Data in this exercise ->
|---|
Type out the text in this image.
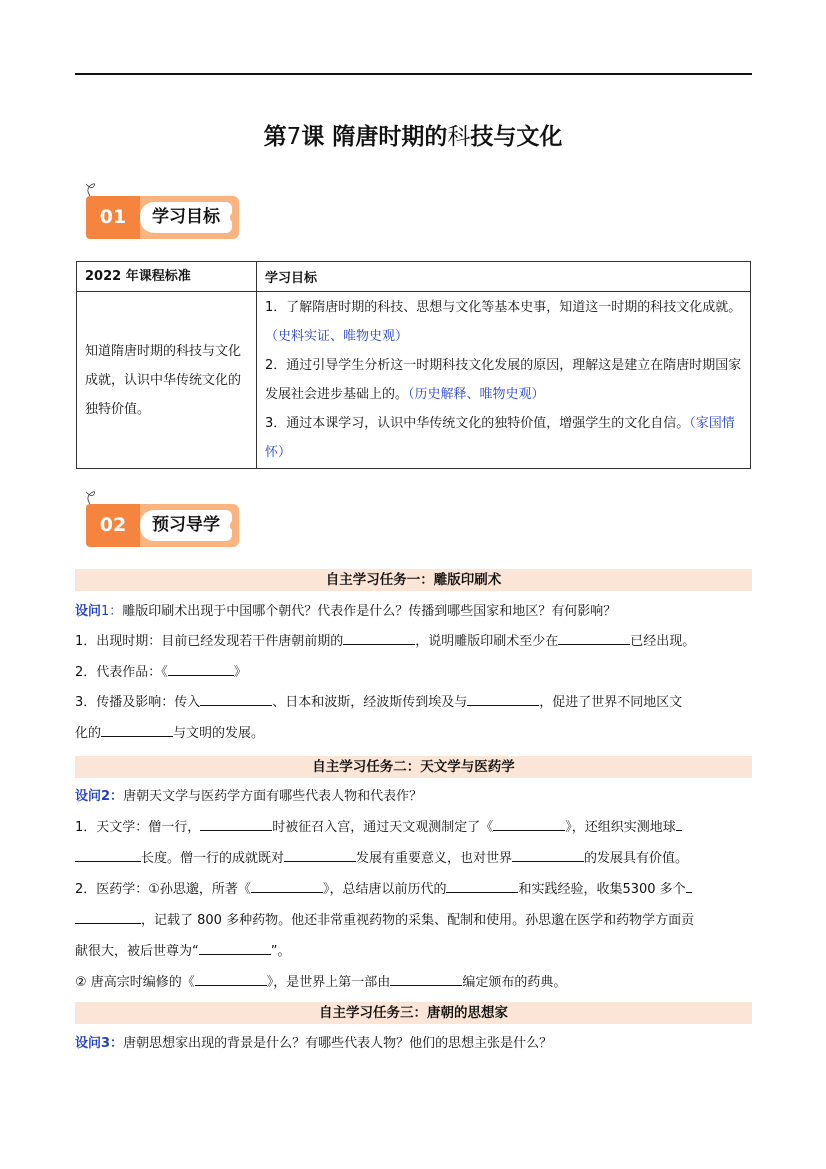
第7课 隋唐时期的科技与文化
01	学习目标
2022 年课程标准	学习目标
知道隋唐时期的科技与文化成就，认识中华传统文化的独特价值。	1．了解隋唐时期的科技、思想与文化等基本史事，知道这一时期的科技文化成就。（史料实证、唯物史观）
2．通过引导学生分析这一时期科技文化发展的原因，理解这是建立在隋唐时期国家发展社会进步基础上的。（历史解释、唯物史观）
3．通过本课学习，认识中华传统文化的独特价值，增强学生的文化自信。（家国情怀）
02	预习导学
自主学习任务一：雕版印刷术
设问1：雕版印刷术出现于中国哪个朝代？代表作是什么？传播到哪些国家和地区？有何影响？
1．出现时期：目前已经发现若干件唐朝前期的	，说明雕版印刷术至少在	已经出现。
2．代表作品：《	》
3．传播及影响：传入	、日本和波斯，经波斯传到埃及与	，促进了世界不同地区文
化的	与文明的发展。
自主学习任务二：天文学与医药学
设问2：唐朝天文学与医药学方面有哪些代表人物和代表作？
1．天文学：僧一行，	时被征召入宫，通过天文观测制定了《	》，还组织实测地球
长度。僧一行的成就既对	发展有重要意义，也对世界	的发展具有价值。
2．医药学：①孙思邈，所著《	》，总结唐以前历代的	和实践经验，收集5300 多个
，记载了 800 多种药物。他还非常重视药物的采集、配制和使用。孙思邈在医学和药物学方面贡
献很大，被后世尊为“	”。
② 唐高宗时编修的《	》，是世界上第一部由	编定颁布的药典。
自主学习任务三：唐朝的思想家
设问3：唐朝思想家出现的背景是什么？有哪些代表人物？他们的思想主张是什么？
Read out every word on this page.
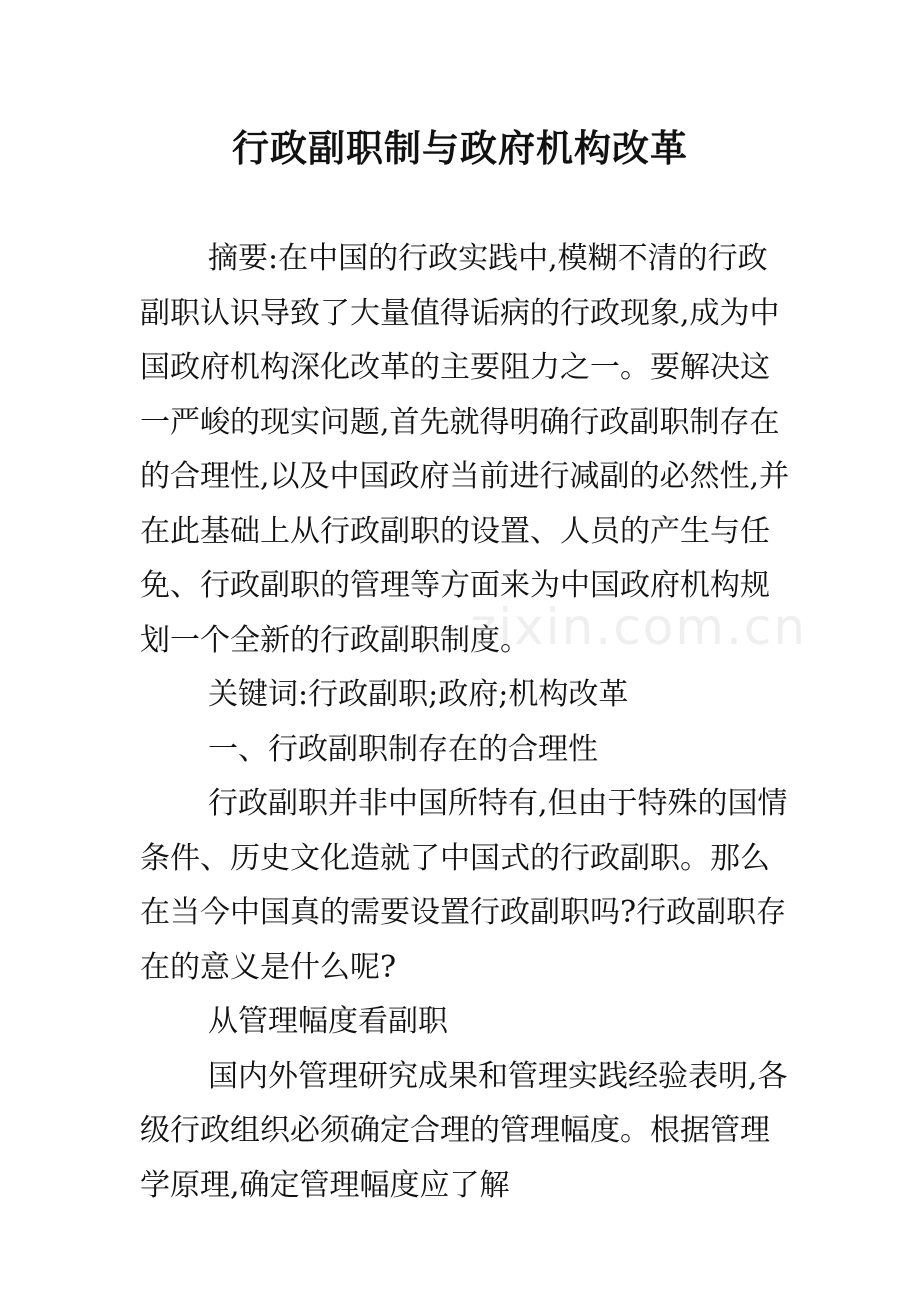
行政副职制与政府机构改革

摘要:在中国的行政实践中,模糊不清的行政副职认识导致了大量值得诟病的行政现象,成为中国政府机构深化改革的主要阻力之一。要解决这一严峻的现实问题,首先就得明确行政副职制存在的合理性,以及中国政府当前进行减副的必然性,并在此基础上从行政副职的设置、人员的产生与任免、行政副职的管理等方面来为中国政府机构规划一个全新的行政副职制度。

关键词:行政副职;政府;机构改革

一、行政副职制存在的合理性

行政副职并非中国所特有,但由于特殊的国情条件、历史文化造就了中国式的行政副职。那么在当今中国真的需要设置行政副职吗?行政副职存在的意义是什么呢?

从管理幅度看副职

国内外管理研究成果和管理实践经验表明,各级行政组织必须确定合理的管理幅度。根据管理学原理,确定管理幅度应了解

zixin.com.cn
|---|
What you should do ->
Nothing in the entries above should change when they are printed again, except that the pictures are dropped.

Complete response ->
Type out the text in this image.
第7课 隋唐时期的科技与文化
01	学习目标
2022 年课程标准	学习目标
知道隋唐时期的科技与文化成就，认识中华传统文化的独特价值。	1．了解隋唐时期的科技、思想与文化等基本史事，知道这一时期的科技文化成就。（史料实证、唯物史观）
2．通过引导学生分析这一时期科技文化发展的原因，理解这是建立在隋唐时期国家发展社会进步基础上的。（历史解释、唯物史观）
3．通过本课学习，认识中华传统文化的独特价值，增强学生的文化自信。（家国情怀）
02	预习导学
自主学习任务一：雕版印刷术
设问1：雕版印刷术出现于中国哪个朝代？代表作是什么？传播到哪些国家和地区？有何影响？
1．出现时期：目前已经发现若干件唐朝前期的	，说明雕版印刷术至少在	已经出现。
2．代表作品：《	》
3．传播及影响：传入	、日本和波斯，经波斯传到埃及与	，促进了世界不同地区文
化的	与文明的发展。
自主学习任务二：天文学与医药学
设问2：唐朝天文学与医药学方面有哪些代表人物和代表作？
1．天文学：僧一行，	时被征召入宫，通过天文观测制定了《	》，还组织实测地球
长度。僧一行的成就既对	发展有重要意义，也对世界	的发展具有价值。
2．医药学：①孙思邈，所著《	》，总结唐以前历代的	和实践经验，收集5300 多个
，记载了 800 多种药物。他还非常重视药物的采集、配制和使用。孙思邈在医学和药物学方面贡
献很大，被后世尊为“	”。
② 唐高宗时编修的《	》，是世界上第一部由	编定颁布的药典。
自主学习任务三：唐朝的思想家
设问3：唐朝思想家出现的背景是什么？有哪些代表人物？他们的思想主张是什么？
Read out every word on this page.
行政副职制与政府机构改革

摘要:在中国的行政实践中,模糊不清的行政副职认识导致了大量值得诟病的行政现象,成为中国政府机构深化改革的主要阻力之一。要解决这一严峻的现实问题,首先就得明确行政副职制存在的合理性,以及中国政府当前进行减副的必然性,并在此基础上从行政副职的设置、人员的产生与任免、行政副职的管理等方面来为中国政府机构规划一个全新的行政副职制度。

关键词:行政副职;政府;机构改革

一、行政副职制存在的合理性

行政副职并非中国所特有,但由于特殊的国情条件、历史文化造就了中国式的行政副职。那么在当今中国真的需要设置行政副职吗?行政副职存在的意义是什么呢?

从管理幅度看副职

国内外管理研究成果和管理实践经验表明,各级行政组织必须确定合理的管理幅度。根据管理学原理,确定管理幅度应了解

zixin.com.cn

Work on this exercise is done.